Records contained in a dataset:
* * * *
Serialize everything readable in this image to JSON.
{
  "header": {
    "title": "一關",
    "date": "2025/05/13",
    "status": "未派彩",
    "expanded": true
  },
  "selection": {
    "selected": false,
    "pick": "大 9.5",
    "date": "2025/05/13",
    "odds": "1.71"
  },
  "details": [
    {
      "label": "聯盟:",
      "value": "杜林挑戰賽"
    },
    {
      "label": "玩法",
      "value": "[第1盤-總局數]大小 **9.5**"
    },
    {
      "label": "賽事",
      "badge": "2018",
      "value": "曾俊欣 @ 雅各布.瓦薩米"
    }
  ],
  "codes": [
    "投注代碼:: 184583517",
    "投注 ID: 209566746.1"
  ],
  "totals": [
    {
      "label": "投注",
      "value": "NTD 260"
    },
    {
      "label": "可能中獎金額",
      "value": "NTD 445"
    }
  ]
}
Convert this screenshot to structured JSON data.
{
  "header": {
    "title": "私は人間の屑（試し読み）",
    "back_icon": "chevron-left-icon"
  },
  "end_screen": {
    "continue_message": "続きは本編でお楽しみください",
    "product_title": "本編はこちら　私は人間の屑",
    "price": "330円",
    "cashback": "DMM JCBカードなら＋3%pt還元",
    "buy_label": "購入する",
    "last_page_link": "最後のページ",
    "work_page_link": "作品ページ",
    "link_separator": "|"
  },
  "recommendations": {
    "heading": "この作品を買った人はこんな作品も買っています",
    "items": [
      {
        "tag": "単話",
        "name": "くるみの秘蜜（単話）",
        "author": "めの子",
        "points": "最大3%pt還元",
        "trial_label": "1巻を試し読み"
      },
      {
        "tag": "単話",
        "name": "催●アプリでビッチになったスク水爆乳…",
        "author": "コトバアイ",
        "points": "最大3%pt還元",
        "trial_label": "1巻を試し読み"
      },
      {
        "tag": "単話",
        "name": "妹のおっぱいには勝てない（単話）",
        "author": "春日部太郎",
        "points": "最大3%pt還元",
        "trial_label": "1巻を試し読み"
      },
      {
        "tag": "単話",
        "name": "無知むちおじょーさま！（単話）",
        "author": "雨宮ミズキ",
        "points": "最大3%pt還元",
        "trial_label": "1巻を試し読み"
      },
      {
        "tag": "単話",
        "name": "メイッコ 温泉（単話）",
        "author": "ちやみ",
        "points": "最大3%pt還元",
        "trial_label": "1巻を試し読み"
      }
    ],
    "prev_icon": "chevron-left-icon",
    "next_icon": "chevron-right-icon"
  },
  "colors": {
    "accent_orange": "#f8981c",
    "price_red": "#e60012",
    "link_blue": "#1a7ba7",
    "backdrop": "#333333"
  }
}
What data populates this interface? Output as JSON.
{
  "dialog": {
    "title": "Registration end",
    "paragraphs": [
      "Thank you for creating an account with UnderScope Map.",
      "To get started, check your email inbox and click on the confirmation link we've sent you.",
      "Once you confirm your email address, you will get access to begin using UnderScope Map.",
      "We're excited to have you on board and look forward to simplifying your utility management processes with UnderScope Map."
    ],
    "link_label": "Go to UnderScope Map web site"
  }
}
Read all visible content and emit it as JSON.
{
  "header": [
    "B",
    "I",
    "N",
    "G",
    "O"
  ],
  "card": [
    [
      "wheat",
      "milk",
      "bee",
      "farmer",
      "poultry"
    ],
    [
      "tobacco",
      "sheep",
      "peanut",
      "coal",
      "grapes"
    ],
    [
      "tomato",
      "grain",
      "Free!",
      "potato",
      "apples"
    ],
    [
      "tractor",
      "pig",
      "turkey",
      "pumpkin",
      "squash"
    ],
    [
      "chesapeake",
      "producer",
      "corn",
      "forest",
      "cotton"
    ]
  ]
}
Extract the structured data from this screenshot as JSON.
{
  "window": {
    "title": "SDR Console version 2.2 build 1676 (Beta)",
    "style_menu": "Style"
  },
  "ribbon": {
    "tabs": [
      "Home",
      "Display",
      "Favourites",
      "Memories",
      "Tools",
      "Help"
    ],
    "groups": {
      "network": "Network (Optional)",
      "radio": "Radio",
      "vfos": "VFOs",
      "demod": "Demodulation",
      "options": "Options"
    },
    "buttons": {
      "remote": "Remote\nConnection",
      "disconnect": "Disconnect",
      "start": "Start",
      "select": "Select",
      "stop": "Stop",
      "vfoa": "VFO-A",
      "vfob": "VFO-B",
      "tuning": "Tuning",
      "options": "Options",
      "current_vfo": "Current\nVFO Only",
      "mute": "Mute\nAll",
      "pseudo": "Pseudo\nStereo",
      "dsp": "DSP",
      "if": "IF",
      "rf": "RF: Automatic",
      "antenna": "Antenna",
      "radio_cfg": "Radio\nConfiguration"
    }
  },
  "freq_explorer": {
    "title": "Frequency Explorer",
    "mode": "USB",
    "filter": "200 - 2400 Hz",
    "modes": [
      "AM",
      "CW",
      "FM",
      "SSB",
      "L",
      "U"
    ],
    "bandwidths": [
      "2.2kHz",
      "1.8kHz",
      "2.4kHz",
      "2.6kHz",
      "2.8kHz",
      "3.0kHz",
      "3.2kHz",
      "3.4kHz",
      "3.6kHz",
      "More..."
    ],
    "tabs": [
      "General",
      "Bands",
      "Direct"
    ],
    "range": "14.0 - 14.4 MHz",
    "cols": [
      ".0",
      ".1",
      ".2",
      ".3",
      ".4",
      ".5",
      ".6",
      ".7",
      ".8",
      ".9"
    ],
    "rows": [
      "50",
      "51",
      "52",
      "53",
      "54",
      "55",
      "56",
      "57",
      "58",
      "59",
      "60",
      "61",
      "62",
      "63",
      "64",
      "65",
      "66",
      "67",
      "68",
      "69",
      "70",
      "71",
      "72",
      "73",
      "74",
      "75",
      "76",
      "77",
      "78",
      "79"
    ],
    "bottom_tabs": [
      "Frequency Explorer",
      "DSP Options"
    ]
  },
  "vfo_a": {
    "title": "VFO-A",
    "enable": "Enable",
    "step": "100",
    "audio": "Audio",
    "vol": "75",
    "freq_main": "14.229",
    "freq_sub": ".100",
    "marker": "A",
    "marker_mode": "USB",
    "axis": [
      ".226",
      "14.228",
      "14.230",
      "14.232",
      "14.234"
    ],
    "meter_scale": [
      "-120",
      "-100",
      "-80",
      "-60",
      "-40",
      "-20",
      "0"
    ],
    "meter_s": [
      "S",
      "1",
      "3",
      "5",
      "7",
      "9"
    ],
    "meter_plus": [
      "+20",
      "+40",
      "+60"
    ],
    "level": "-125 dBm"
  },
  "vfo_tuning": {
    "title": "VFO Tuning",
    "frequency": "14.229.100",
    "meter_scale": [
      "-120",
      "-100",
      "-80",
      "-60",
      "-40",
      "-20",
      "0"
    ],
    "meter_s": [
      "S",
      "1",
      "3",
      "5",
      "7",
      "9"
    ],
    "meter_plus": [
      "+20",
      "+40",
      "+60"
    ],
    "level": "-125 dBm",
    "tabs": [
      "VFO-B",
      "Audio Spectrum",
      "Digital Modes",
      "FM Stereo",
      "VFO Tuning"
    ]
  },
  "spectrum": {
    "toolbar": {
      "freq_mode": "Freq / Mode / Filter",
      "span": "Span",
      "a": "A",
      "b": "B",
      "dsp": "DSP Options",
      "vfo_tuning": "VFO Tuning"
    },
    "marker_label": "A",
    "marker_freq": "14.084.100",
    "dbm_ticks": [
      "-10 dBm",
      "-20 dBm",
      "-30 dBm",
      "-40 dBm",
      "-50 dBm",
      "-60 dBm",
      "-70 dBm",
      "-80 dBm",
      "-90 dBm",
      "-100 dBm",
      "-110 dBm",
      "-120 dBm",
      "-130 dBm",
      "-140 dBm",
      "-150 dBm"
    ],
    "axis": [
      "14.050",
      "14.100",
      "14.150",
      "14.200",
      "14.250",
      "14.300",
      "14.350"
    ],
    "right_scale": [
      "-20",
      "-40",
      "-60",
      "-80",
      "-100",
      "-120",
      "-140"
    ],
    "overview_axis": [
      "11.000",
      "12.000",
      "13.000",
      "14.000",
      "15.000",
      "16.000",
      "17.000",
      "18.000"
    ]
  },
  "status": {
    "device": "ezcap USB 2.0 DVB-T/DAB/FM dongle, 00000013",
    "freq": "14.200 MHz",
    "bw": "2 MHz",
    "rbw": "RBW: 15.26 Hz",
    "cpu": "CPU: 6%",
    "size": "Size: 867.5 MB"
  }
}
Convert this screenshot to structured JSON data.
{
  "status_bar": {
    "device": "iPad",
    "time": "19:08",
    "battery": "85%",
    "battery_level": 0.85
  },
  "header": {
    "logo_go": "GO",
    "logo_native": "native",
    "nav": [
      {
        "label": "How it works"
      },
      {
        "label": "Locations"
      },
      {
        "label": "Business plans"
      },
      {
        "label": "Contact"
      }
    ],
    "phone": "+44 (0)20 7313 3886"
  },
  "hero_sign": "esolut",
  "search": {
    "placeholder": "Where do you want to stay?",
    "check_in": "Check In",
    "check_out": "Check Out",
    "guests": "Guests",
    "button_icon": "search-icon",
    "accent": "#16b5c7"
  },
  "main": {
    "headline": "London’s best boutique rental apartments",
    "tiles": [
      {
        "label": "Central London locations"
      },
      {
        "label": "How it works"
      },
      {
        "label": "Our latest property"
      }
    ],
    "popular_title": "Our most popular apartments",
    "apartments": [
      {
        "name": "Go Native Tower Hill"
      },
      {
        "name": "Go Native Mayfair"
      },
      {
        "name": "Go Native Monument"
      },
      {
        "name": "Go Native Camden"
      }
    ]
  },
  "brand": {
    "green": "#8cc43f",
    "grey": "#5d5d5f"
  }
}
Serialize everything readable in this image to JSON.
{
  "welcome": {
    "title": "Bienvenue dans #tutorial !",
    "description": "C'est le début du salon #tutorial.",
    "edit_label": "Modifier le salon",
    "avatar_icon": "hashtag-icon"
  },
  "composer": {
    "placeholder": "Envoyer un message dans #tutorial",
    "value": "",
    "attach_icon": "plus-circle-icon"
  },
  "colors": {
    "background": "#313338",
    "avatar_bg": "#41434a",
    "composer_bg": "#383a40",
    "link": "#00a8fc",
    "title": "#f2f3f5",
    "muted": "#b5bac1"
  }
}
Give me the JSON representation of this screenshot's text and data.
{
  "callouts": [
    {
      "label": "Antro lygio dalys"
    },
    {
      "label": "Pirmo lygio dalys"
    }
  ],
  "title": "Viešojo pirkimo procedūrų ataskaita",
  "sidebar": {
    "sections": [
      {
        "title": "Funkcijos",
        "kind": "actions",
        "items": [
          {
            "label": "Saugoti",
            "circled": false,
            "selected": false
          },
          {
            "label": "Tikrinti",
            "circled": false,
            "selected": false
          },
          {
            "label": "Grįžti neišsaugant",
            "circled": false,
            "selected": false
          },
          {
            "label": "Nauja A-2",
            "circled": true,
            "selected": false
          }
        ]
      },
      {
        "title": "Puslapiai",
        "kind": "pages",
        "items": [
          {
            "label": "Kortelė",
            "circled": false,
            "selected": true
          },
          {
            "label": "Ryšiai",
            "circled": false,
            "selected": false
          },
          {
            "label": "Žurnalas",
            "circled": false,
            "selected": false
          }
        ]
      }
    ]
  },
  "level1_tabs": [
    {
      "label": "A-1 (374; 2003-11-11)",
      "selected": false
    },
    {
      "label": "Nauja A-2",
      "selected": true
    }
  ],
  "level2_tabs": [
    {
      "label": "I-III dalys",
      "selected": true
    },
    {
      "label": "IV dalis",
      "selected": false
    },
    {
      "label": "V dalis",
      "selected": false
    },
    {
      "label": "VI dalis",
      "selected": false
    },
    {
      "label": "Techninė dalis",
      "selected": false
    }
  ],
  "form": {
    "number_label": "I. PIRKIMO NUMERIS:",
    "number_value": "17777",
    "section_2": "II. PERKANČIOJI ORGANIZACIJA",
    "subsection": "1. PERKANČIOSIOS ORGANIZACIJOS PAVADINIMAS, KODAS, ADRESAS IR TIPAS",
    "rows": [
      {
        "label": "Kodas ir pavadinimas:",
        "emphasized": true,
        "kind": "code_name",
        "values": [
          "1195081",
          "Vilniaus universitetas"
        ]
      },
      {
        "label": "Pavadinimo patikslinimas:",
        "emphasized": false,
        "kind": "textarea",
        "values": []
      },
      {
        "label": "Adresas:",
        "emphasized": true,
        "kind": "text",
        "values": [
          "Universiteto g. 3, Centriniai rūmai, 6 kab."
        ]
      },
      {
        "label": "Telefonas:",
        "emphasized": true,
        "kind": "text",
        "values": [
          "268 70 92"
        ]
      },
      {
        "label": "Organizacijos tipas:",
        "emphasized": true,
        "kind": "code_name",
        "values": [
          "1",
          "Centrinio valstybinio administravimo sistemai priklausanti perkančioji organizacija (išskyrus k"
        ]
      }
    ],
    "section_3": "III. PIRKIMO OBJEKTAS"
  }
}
* * * *
● Task statement:
Work out the count of lines containing the word "with", then write only that count.

● Written response:
2